» **Set problem**
Your task is to output the entries below word for word.

Extracted data entries:
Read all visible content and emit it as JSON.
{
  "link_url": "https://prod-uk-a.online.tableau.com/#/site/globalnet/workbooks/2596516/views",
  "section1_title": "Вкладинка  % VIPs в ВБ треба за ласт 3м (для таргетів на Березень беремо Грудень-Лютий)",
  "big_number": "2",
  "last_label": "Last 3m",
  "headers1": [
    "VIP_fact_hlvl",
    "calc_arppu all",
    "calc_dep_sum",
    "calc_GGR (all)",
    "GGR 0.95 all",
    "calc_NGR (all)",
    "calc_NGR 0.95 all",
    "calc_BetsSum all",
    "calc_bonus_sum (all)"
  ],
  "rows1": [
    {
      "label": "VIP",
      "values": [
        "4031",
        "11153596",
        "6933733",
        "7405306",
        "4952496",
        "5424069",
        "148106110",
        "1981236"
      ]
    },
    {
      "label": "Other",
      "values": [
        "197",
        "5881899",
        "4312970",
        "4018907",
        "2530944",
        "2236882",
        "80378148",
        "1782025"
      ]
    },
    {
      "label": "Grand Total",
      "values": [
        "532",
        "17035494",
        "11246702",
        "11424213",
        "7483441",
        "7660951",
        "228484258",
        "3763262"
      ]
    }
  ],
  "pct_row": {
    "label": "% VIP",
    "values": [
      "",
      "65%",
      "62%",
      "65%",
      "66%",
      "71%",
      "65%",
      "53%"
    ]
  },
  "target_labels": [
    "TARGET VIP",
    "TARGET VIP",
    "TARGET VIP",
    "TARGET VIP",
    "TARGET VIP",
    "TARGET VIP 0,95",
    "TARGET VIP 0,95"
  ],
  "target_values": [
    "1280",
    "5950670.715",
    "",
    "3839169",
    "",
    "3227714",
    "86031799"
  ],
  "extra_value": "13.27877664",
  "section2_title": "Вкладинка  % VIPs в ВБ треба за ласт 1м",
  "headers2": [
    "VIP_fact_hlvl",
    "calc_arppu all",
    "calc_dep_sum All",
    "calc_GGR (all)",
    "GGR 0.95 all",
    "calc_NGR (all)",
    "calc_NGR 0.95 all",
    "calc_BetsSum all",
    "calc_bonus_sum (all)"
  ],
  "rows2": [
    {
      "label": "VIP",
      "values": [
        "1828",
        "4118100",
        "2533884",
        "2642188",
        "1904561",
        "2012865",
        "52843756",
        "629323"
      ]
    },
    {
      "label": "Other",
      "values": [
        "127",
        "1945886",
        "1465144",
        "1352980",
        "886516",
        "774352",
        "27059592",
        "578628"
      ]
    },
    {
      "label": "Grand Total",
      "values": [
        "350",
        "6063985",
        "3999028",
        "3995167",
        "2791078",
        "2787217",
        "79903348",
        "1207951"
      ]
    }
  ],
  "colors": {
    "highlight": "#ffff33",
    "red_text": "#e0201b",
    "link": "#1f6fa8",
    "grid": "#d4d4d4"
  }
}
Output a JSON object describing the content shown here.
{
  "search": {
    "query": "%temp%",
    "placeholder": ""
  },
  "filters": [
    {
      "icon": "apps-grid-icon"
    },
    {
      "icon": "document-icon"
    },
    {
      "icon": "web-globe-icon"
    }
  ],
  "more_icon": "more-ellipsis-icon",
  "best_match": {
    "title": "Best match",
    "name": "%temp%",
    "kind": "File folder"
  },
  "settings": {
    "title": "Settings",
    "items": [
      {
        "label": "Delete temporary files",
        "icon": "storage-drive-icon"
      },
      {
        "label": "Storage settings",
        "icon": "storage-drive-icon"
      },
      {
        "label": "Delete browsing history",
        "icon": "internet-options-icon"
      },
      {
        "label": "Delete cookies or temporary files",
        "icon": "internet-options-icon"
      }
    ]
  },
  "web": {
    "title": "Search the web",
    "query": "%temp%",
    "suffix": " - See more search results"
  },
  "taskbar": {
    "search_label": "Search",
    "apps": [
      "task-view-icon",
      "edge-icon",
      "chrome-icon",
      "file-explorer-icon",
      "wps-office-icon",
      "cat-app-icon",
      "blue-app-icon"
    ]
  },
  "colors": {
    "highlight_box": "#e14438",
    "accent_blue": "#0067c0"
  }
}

» **Written response**
Read all visible content and emit it as JSON.
{
  "link_url": "https://prod-uk-a.online.tableau.com/#/site/globalnet/workbooks/2596516/views",
  "section1_title": "Вкладинка  % VIPs в ВБ треба за ласт 3м (для таргетів на Березень беремо Грудень-Лютий)",
  "big_number": "2",
  "last_label": "Last 3m",
  "headers1": [
    "VIP_fact_hlvl",
    "calc_arppu all",
    "calc_dep_sum",
    "calc_GGR (all)",
    "GGR 0.95 all",
    "calc_NGR (all)",
    "calc_NGR 0.95 all",
    "calc_BetsSum all",
    "calc_bonus_sum (all)"
  ],
  "rows1": [
    {
      "label": "VIP",
      "values": [
        "4031",
        "11153596",
        "6933733",
        "7405306",
        "4952496",
        "5424069",
        "148106110",
        "1981236"
      ]
    },
    {
      "label": "Other",
      "values": [
        "197",
        "5881899",
        "4312970",
        "4018907",
        "2530944",
        "2236882",
        "80378148",
        "1782025"
      ]
    },
    {
      "label": "Grand Total",
      "values": [
        "532",
        "17035494",
        "11246702",
        "11424213",
        "7483441",
        "7660951",
        "228484258",
        "3763262"
      ]
    }
  ],
  "pct_row": {
    "label": "% VIP",
    "values": [
      "",
      "65%",
      "62%",
      "65%",
      "66%",
      "71%",
      "65%",
      "53%"
    ]
  },
  "target_labels": [
    "TARGET VIP",
    "TARGET VIP",
    "TARGET VIP",
    "TARGET VIP",
    "TARGET VIP",
    "TARGET VIP 0,95",
    "TARGET VIP 0,95"
  ],
  "target_values": [
    "1280",
    "5950670.715",
    "",
    "3839169",
    "",
    "3227714",
    "86031799"
  ],
  "extra_value": "13.27877664",
  "section2_title": "Вкладинка  % VIPs в ВБ треба за ласт 1м",
  "headers2": [
    "VIP_fact_hlvl",
    "calc_arppu all",
    "calc_dep_sum All",
    "calc_GGR (all)",
    "GGR 0.95 all",
    "calc_NGR (all)",
    "calc_NGR 0.95 all",
    "calc_BetsSum all",
    "calc_bonus_sum (all)"
  ],
  "rows2": [
    {
      "label": "VIP",
      "values": [
        "1828",
        "4118100",
        "2533884",
        "2642188",
        "1904561",
        "2012865",
        "52843756",
        "629323"
      ]
    },
    {
      "label": "Other",
      "values": [
        "127",
        "1945886",
        "1465144",
        "1352980",
        "886516",
        "774352",
        "27059592",
        "578628"
      ]
    },
    {
      "label": "Grand Total",
      "values": [
        "350",
        "6063985",
        "3999028",
        "3995167",
        "2791078",
        "2787217",
        "79903348",
        "1207951"
      ]
    }
  ],
  "colors": {
    "highlight": "#ffff33",
    "red_text": "#e0201b",
    "link": "#1f6fa8",
    "grid": "#d4d4d4"
  }
}
Output a JSON object describing the content shown here.
{
  "search": {
    "query": "%temp%",
    "placeholder": ""
  },
  "filters": [
    {
      "icon": "apps-grid-icon"
    },
    {
      "icon": "document-icon"
    },
    {
      "icon": "web-globe-icon"
    }
  ],
  "more_icon": "more-ellipsis-icon",
  "best_match": {
    "title": "Best match",
    "name": "%temp%",
    "kind": "File folder"
  },
  "settings": {
    "title": "Settings",
    "items": [
      {
        "label": "Delete temporary files",
        "icon": "storage-drive-icon"
      },
      {
        "label": "Storage settings",
        "icon": "storage-drive-icon"
      },
      {
        "label": "Delete browsing history",
        "icon": "internet-options-icon"
      },
      {
        "label": "Delete cookies or temporary files",
        "icon": "internet-options-icon"
      }
    ]
  },
  "web": {
    "title": "Search the web",
    "query": "%temp%",
    "suffix": " - See more search results"
  },
  "taskbar": {
    "search_label": "Search",
    "apps": [
      "task-view-icon",
      "edge-icon",
      "chrome-icon",
      "file-explorer-icon",
      "wps-office-icon",
      "cat-app-icon",
      "blue-app-icon"
    ]
  },
  "colors": {
    "highlight_box": "#e14438",
    "accent_blue": "#0067c0"
  }
}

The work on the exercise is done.